_Your task_:
Quote the whole listing word for word, please.

_Material_:
-=-=-
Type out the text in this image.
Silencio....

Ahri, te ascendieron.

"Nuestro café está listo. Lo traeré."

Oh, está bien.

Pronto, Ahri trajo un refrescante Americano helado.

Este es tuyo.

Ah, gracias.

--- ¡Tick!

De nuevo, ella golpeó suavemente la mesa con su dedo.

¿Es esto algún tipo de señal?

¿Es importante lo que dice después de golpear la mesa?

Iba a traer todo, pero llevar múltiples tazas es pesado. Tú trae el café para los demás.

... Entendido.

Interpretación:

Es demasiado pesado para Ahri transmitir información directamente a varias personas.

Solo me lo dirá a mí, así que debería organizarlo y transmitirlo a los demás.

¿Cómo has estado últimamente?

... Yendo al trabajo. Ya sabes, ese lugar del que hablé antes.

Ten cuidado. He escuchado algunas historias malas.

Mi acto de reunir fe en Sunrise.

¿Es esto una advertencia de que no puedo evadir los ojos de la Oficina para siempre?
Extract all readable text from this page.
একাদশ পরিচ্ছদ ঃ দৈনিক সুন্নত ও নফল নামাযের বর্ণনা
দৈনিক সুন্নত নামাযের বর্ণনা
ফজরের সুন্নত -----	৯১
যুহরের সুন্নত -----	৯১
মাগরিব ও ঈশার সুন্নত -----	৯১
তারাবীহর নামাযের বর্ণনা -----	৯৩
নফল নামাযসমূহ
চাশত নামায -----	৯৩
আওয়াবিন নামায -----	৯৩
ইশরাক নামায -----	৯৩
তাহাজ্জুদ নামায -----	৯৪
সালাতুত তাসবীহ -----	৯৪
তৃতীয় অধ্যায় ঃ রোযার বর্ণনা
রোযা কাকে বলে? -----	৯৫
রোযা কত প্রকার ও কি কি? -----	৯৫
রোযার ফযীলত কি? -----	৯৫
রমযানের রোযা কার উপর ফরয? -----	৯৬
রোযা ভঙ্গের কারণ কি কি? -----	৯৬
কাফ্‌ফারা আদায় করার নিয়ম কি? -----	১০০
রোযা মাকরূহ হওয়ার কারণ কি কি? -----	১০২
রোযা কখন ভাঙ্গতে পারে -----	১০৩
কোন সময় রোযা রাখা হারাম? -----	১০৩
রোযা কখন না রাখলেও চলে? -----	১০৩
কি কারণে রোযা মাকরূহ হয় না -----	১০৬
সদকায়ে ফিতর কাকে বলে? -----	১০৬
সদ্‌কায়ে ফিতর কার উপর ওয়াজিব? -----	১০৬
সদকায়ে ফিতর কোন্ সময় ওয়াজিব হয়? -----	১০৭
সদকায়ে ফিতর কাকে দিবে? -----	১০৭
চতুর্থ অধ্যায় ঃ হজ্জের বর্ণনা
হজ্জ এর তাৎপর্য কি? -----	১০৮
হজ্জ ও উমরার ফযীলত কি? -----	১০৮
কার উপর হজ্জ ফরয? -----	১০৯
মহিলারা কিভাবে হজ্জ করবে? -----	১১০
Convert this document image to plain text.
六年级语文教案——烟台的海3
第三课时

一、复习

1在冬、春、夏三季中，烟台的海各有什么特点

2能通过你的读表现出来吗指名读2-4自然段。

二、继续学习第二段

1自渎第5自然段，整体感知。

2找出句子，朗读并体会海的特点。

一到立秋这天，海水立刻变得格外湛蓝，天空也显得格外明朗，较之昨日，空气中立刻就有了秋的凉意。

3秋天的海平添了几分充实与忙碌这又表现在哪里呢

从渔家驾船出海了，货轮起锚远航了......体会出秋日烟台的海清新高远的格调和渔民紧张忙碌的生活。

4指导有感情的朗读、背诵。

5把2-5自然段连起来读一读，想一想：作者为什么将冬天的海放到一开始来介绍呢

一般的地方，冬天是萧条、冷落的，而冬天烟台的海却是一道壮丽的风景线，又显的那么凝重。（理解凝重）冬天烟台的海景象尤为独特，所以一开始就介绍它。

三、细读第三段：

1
-=-=-
_Result of the exercise_:
Type out the text in this image.
Silencio....

Ahri, te ascendieron.

"Nuestro café está listo. Lo traeré."

Oh, está bien.

Pronto, Ahri trajo un refrescante Americano helado.

Este es tuyo.

Ah, gracias.

--- ¡Tick!

De nuevo, ella golpeó suavemente la mesa con su dedo.

¿Es esto algún tipo de señal?

¿Es importante lo que dice después de golpear la mesa?

Iba a traer todo, pero llevar múltiples tazas es pesado. Tú trae el café para los demás.

... Entendido.

Interpretación:

Es demasiado pesado para Ahri transmitir información directamente a varias personas.

Solo me lo dirá a mí, así que debería organizarlo y transmitirlo a los demás.

¿Cómo has estado últimamente?

... Yendo al trabajo. Ya sabes, ese lugar del que hablé antes.

Ten cuidado. He escuchado algunas historias malas.

Mi acto de reunir fe en Sunrise.

¿Es esto una advertencia de que no puedo evadir los ojos de la Oficina para siempre?
Extract all readable text from this page.
একাদশ পরিচ্ছদ ঃ দৈনিক সুন্নত ও নফল নামাযের বর্ণনা
দৈনিক সুন্নত নামাযের বর্ণনা
ফজরের সুন্নত -----	৯১
যুহরের সুন্নত -----	৯১
মাগরিব ও ঈশার সুন্নত -----	৯১
তারাবীহর নামাযের বর্ণনা -----	৯৩
নফল নামাযসমূহ
চাশত নামায -----	৯৩
আওয়াবিন নামায -----	৯৩
ইশরাক নামায -----	৯৩
তাহাজ্জুদ নামায -----	৯৪
সালাতুত তাসবীহ -----	৯৪
তৃতীয় অধ্যায় ঃ রোযার বর্ণনা
রোযা কাকে বলে? -----	৯৫
রোযা কত প্রকার ও কি কি? -----	৯৫
রোযার ফযীলত কি? -----	৯৫
রমযানের রোযা কার উপর ফরয? -----	৯৬
রোযা ভঙ্গের কারণ কি কি? -----	৯৬
কাফ্‌ফারা আদায় করার নিয়ম কি? -----	১০০
রোযা মাকরূহ হওয়ার কারণ কি কি? -----	১০২
রোযা কখন ভাঙ্গতে পারে -----	১০৩
কোন সময় রোযা রাখা হারাম? -----	১০৩
রোযা কখন না রাখলেও চলে? -----	১০৩
কি কারণে রোযা মাকরূহ হয় না -----	১০৬
সদকায়ে ফিতর কাকে বলে? -----	১০৬
সদ্‌কায়ে ফিতর কার উপর ওয়াজিব? -----	১০৬
সদকায়ে ফিতর কোন্ সময় ওয়াজিব হয়? -----	১০৭
সদকায়ে ফিতর কাকে দিবে? -----	১০৭
চতুর্থ অধ্যায় ঃ হজ্জের বর্ণনা
হজ্জ এর তাৎপর্য কি? -----	১০৮
হজ্জ ও উমরার ফযীলত কি? -----	১০৮
কার উপর হজ্জ ফরয? -----	১০৯
মহিলারা কিভাবে হজ্জ করবে? -----	১১০
Convert this document image to plain text.
六年级语文教案——烟台的海3
第三课时

一、复习

1在冬、春、夏三季中，烟台的海各有什么特点

2能通过你的读表现出来吗指名读2-4自然段。

二、继续学习第二段

1自渎第5自然段，整体感知。

2找出句子，朗读并体会海的特点。

一到立秋这天，海水立刻变得格外湛蓝，天空也显得格外明朗，较之昨日，空气中立刻就有了秋的凉意。

3秋天的海平添了几分充实与忙碌这又表现在哪里呢

从渔家驾船出海了，货轮起锚远航了......体会出秋日烟台的海清新高远的格调和渔民紧张忙碌的生活。

4指导有感情的朗读、背诵。

5把2-5自然段连起来读一读，想一想：作者为什么将冬天的海放到一开始来介绍呢

一般的地方，冬天是萧条、冷落的，而冬天烟台的海却是一道壮丽的风景线，又显的那么凝重。（理解凝重）冬天烟台的海景象尤为独特，所以一开始就介绍它。

三、细读第三段：

1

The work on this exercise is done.